- TASK TO CARRY OUT -
Repeat word for word the stretch of entries from the start through the line containing "upload-icon — [18, 341, 34, 357]".

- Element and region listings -
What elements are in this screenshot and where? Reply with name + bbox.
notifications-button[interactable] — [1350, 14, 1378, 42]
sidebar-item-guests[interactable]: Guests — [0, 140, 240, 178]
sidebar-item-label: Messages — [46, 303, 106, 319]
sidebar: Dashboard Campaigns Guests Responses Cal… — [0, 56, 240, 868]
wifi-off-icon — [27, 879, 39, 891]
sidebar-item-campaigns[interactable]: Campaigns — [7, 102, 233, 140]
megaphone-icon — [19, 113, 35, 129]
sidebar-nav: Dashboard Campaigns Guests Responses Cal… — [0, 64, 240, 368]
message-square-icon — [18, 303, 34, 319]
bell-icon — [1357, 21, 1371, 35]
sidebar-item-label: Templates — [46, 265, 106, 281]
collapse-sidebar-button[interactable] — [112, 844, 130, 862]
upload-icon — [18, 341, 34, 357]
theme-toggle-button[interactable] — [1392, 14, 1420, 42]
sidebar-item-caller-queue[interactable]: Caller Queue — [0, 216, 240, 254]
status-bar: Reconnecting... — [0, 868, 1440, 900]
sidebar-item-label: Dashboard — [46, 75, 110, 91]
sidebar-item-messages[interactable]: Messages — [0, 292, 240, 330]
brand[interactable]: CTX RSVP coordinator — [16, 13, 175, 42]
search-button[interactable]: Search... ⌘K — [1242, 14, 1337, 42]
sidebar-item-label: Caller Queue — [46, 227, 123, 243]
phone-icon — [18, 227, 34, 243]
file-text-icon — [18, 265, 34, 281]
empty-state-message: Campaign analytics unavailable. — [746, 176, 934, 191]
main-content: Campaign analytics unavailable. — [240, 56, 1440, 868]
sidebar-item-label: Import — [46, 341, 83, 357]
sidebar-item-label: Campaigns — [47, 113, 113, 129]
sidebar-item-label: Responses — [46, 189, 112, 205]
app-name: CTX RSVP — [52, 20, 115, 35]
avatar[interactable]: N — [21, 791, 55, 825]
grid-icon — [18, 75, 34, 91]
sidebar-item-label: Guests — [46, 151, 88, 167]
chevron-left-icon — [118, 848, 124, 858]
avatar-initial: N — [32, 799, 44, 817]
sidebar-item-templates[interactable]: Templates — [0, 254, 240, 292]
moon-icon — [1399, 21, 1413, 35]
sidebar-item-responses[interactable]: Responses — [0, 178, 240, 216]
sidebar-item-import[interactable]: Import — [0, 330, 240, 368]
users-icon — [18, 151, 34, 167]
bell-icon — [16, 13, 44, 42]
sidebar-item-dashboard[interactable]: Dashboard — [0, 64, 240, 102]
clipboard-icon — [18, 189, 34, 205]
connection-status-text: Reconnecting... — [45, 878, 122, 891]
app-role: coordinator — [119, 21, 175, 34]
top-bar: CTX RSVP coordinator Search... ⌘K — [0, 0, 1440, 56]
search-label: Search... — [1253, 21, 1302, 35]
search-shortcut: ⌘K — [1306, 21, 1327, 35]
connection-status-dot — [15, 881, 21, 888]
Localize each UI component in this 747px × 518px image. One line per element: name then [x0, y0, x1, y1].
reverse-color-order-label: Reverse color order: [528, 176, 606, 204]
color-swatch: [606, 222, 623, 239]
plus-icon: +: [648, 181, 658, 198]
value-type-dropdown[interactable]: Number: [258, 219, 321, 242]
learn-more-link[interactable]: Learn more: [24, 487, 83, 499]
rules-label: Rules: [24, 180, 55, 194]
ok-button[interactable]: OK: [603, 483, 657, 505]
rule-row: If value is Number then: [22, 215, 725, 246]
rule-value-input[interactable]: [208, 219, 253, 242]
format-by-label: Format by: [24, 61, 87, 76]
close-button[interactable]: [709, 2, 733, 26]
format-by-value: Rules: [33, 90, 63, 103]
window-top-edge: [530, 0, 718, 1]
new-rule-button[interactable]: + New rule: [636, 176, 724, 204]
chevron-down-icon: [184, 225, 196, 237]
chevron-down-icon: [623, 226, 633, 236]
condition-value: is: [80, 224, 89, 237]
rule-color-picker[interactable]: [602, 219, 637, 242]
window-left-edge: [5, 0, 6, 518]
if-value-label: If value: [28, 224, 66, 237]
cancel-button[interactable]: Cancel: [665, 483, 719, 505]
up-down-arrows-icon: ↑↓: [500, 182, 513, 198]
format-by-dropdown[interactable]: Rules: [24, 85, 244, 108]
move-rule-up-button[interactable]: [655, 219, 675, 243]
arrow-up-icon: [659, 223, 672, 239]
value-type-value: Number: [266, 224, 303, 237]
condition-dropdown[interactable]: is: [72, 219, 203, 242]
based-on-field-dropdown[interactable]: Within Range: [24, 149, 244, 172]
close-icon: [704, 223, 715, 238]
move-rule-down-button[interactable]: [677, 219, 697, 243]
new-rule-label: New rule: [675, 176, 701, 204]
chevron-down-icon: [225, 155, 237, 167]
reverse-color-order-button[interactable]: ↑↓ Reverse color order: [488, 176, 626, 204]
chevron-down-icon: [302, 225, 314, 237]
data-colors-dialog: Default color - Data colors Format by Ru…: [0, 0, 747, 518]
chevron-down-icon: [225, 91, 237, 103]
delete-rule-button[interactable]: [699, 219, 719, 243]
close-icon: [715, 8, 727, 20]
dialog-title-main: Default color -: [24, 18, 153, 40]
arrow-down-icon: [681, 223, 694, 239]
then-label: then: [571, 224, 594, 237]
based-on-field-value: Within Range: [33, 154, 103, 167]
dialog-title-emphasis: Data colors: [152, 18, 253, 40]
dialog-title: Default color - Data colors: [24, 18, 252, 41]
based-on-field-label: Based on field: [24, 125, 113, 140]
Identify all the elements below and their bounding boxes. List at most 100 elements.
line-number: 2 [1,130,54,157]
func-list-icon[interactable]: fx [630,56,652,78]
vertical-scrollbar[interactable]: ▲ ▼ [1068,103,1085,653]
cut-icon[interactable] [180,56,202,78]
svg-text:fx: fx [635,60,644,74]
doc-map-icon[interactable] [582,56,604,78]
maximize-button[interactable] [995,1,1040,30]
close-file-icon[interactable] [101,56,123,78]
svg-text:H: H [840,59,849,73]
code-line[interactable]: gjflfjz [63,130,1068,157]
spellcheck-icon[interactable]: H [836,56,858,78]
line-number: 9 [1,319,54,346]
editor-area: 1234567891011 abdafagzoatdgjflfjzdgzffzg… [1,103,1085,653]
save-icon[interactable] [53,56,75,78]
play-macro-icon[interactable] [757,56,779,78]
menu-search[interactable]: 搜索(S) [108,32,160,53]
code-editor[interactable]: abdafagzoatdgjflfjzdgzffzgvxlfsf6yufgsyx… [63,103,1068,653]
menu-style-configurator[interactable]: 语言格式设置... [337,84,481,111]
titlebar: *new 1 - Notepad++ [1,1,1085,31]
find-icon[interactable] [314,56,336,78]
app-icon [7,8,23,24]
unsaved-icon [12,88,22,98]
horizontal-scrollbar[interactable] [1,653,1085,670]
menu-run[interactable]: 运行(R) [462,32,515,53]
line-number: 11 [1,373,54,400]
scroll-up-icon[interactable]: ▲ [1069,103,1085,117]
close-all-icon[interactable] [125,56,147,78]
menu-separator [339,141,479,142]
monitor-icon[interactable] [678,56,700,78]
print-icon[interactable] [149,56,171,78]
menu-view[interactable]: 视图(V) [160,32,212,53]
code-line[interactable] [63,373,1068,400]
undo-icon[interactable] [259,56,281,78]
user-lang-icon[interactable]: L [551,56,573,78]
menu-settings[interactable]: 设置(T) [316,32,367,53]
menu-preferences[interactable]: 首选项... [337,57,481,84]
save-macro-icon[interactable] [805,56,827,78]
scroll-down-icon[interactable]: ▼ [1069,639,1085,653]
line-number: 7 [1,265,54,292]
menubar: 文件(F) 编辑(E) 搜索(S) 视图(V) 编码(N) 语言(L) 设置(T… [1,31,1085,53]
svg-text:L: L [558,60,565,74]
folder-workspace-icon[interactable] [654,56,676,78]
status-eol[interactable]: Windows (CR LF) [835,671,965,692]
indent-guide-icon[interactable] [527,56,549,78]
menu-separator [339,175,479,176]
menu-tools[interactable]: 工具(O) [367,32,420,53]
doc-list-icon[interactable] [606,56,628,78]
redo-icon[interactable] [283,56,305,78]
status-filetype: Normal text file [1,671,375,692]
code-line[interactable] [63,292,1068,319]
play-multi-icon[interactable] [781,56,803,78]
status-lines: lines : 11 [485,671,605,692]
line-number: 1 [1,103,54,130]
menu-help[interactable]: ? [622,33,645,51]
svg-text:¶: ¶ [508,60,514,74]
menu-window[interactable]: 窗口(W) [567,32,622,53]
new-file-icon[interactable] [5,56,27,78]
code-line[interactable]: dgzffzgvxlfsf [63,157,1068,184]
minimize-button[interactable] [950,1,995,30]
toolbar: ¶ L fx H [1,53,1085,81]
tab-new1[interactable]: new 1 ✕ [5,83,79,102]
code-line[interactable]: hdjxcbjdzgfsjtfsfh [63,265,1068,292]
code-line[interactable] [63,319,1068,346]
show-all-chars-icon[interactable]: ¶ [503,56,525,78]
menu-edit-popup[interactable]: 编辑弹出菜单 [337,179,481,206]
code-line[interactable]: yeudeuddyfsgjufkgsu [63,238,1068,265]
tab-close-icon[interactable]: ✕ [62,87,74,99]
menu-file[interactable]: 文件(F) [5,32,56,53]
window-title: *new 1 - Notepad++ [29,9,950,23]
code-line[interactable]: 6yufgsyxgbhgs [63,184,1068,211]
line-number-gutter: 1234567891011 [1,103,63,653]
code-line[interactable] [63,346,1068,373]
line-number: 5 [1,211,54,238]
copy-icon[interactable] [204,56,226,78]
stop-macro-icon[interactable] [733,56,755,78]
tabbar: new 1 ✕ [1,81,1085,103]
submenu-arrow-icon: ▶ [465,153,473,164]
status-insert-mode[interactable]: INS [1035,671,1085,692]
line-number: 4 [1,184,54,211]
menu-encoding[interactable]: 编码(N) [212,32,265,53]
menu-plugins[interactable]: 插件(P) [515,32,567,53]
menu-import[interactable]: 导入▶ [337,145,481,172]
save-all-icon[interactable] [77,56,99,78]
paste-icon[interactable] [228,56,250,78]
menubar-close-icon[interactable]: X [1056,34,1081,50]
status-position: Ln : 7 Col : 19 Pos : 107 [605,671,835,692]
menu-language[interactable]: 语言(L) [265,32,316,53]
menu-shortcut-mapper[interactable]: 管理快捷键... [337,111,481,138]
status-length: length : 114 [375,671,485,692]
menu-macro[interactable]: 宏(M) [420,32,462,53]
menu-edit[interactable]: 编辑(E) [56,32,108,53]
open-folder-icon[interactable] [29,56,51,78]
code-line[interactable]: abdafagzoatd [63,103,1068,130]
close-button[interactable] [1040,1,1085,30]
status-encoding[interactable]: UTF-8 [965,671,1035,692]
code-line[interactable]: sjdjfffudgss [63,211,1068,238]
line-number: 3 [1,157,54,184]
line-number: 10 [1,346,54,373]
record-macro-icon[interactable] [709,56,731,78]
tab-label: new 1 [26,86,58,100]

- THE RESPONSE -
What elements are in this screenshot and where? Reply with name + bbox.
notifications-button[interactable] — [1350, 14, 1378, 42]
sidebar-item-guests[interactable]: Guests — [0, 140, 240, 178]
sidebar-item-label: Messages — [46, 303, 106, 319]
sidebar: Dashboard Campaigns Guests Responses Cal… — [0, 56, 240, 868]
wifi-off-icon — [27, 879, 39, 891]
sidebar-item-campaigns[interactable]: Campaigns — [7, 102, 233, 140]
megaphone-icon — [19, 113, 35, 129]
sidebar-nav: Dashboard Campaigns Guests Responses Cal… — [0, 64, 240, 368]
message-square-icon — [18, 303, 34, 319]
bell-icon — [1357, 21, 1371, 35]
sidebar-item-label: Templates — [46, 265, 106, 281]
collapse-sidebar-button[interactable] — [112, 844, 130, 862]
upload-icon — [18, 341, 34, 357]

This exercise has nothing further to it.